SHORT EXERCISE: Render the following material again verbatim, leaving nothing out.

Dataset rows:
· · ·

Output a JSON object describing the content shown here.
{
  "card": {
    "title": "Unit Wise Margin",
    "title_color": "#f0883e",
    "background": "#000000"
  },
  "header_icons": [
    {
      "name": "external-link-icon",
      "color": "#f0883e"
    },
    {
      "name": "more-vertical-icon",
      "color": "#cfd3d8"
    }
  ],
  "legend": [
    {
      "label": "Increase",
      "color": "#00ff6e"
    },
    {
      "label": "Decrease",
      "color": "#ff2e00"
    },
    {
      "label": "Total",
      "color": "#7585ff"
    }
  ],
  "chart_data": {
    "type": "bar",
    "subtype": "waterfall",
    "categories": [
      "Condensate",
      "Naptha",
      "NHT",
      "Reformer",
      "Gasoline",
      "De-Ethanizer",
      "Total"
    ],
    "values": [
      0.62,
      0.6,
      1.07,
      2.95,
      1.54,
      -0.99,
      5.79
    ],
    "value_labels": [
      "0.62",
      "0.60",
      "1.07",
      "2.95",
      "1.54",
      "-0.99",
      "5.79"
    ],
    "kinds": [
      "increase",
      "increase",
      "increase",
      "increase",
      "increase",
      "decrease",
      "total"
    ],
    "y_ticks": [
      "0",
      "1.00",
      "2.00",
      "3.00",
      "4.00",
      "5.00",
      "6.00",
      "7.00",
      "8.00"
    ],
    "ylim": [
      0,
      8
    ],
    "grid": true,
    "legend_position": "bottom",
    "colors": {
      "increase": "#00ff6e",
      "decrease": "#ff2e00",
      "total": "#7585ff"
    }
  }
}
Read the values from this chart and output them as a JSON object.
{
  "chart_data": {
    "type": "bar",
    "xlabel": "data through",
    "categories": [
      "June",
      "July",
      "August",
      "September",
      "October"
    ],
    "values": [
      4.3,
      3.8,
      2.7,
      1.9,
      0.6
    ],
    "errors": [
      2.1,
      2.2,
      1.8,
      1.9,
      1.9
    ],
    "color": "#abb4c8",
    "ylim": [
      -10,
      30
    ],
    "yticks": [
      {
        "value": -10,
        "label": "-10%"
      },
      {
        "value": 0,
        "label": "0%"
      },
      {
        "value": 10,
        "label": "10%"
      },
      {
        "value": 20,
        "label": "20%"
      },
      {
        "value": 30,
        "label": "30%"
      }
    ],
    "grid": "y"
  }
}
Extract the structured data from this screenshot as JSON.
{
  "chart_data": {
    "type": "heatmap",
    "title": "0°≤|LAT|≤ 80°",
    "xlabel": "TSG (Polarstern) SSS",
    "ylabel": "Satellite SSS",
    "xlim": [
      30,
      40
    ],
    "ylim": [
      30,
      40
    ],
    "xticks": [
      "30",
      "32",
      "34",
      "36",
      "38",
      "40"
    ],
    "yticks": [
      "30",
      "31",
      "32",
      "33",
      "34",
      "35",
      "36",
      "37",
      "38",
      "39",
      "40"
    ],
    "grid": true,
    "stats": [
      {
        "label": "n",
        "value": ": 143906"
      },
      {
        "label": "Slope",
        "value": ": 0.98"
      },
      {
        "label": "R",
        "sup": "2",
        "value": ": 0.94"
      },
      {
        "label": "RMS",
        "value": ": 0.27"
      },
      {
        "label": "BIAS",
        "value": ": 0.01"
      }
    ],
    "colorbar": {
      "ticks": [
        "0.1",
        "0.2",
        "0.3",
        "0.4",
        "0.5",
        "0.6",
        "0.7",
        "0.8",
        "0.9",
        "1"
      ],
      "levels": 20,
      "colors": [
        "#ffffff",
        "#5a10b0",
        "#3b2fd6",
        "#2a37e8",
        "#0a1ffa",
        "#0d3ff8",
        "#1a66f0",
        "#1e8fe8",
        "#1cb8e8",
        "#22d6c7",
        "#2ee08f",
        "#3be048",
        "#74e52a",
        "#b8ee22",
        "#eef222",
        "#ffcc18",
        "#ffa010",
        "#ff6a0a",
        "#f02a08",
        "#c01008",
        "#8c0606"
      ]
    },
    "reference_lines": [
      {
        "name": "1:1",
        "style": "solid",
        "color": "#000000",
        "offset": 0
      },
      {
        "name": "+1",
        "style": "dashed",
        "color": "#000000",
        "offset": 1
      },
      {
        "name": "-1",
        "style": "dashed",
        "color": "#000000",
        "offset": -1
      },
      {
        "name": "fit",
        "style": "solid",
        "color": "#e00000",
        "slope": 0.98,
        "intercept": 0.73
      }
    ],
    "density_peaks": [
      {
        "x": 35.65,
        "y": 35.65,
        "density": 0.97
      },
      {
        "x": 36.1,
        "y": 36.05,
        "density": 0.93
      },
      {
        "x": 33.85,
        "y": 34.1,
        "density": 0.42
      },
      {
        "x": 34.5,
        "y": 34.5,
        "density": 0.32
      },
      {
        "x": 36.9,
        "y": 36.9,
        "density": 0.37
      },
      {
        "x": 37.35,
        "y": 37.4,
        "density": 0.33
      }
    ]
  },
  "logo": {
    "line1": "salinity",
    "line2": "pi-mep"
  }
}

· · ·

CORRECT ANSWER:
Output a JSON object describing the content shown here.
{
  "card": {
    "title": "Unit Wise Margin",
    "title_color": "#f0883e",
    "background": "#000000"
  },
  "header_icons": [
    {
      "name": "external-link-icon",
      "color": "#f0883e"
    },
    {
      "name": "more-vertical-icon",
      "color": "#cfd3d8"
    }
  ],
  "legend": [
    {
      "label": "Increase",
      "color": "#00ff6e"
    },
    {
      "label": "Decrease",
      "color": "#ff2e00"
    },
    {
      "label": "Total",
      "color": "#7585ff"
    }
  ],
  "chart_data": {
    "type": "bar",
    "subtype": "waterfall",
    "categories": [
      "Condensate",
      "Naptha",
      "NHT",
      "Reformer",
      "Gasoline",
      "De-Ethanizer",
      "Total"
    ],
    "values": [
      0.62,
      0.6,
      1.07,
      2.95,
      1.54,
      -0.99,
      5.79
    ],
    "value_labels": [
      "0.62",
      "0.60",
      "1.07",
      "2.95",
      "1.54",
      "-0.99",
      "5.79"
    ],
    "kinds": [
      "increase",
      "increase",
      "increase",
      "increase",
      "increase",
      "decrease",
      "total"
    ],
    "y_ticks": [
      "0",
      "1.00",
      "2.00",
      "3.00",
      "4.00",
      "5.00",
      "6.00",
      "7.00",
      "8.00"
    ],
    "ylim": [
      0,
      8
    ],
    "grid": true,
    "legend_position": "bottom",
    "colors": {
      "increase": "#00ff6e",
      "decrease": "#ff2e00",
      "total": "#7585ff"
    }
  }
}
Read the values from this chart and output them as a JSON object.
{
  "chart_data": {
    "type": "bar",
    "xlabel": "data through",
    "categories": [
      "June",
      "July",
      "August",
      "September",
      "October"
    ],
    "values": [
      4.3,
      3.8,
      2.7,
      1.9,
      0.6
    ],
    "errors": [
      2.1,
      2.2,
      1.8,
      1.9,
      1.9
    ],
    "color": "#abb4c8",
    "ylim": [
      -10,
      30
    ],
    "yticks": [
      {
        "value": -10,
        "label": "-10%"
      },
      {
        "value": 0,
        "label": "0%"
      },
      {
        "value": 10,
        "label": "10%"
      },
      {
        "value": 20,
        "label": "20%"
      },
      {
        "value": 30,
        "label": "30%"
      }
    ],
    "grid": "y"
  }
}
Extract the structured data from this screenshot as JSON.
{
  "chart_data": {
    "type": "heatmap",
    "title": "0°≤|LAT|≤ 80°",
    "xlabel": "TSG (Polarstern) SSS",
    "ylabel": "Satellite SSS",
    "xlim": [
      30,
      40
    ],
    "ylim": [
      30,
      40
    ],
    "xticks": [
      "30",
      "32",
      "34",
      "36",
      "38",
      "40"
    ],
    "yticks": [
      "30",
      "31",
      "32",
      "33",
      "34",
      "35",
      "36",
      "37",
      "38",
      "39",
      "40"
    ],
    "grid": true,
    "stats": [
      {
        "label": "n",
        "value": ": 143906"
      },
      {
        "label": "Slope",
        "value": ": 0.98"
      },
      {
        "label": "R",
        "sup": "2",
        "value": ": 0.94"
      },
      {
        "label": "RMS",
        "value": ": 0.27"
      },
      {
        "label": "BIAS",
        "value": ": 0.01"
      }
    ],
    "colorbar": {
      "ticks": [
        "0.1",
        "0.2",
        "0.3",
        "0.4",
        "0.5",
        "0.6",
        "0.7",
        "0.8",
        "0.9",
        "1"
      ],
      "levels": 20,
      "colors": [
        "#ffffff",
        "#5a10b0",
        "#3b2fd6",
        "#2a37e8",
        "#0a1ffa",
        "#0d3ff8",
        "#1a66f0",
        "#1e8fe8",
        "#1cb8e8",
        "#22d6c7",
        "#2ee08f",
        "#3be048",
        "#74e52a",
        "#b8ee22",
        "#eef222",
        "#ffcc18",
        "#ffa010",
        "#ff6a0a",
        "#f02a08",
        "#c01008",
        "#8c0606"
      ]
    },
    "reference_lines": [
      {
        "name": "1:1",
        "style": "solid",
        "color": "#000000",
        "offset": 0
      },
      {
        "name": "+1",
        "style": "dashed",
        "color": "#000000",
        "offset": 1
      },
      {
        "name": "-1",
        "style": "dashed",
        "color": "#000000",
        "offset": -1
      },
      {
        "name": "fit",
        "style": "solid",
        "color": "#e00000",
        "slope": 0.98,
        "intercept": 0.73
      }
    ],
    "density_peaks": [
      {
        "x": 35.65,
        "y": 35.65,
        "density": 0.97
      },
      {
        "x": 36.1,
        "y": 36.05,
        "density": 0.93
      },
      {
        "x": 33.85,
        "y": 34.1,
        "density": 0.42
      },
      {
        "x": 34.5,
        "y": 34.5,
        "density": 0.32
      },
      {
        "x": 36.9,
        "y": 36.9,
        "density": 0.37
      },
      {
        "x": 37.35,
        "y": 37.4,
        "density": 0.33
      }
    ]
  },
  "logo": {
    "line1": "salinity",
    "line2": "pi-mep"
  }
}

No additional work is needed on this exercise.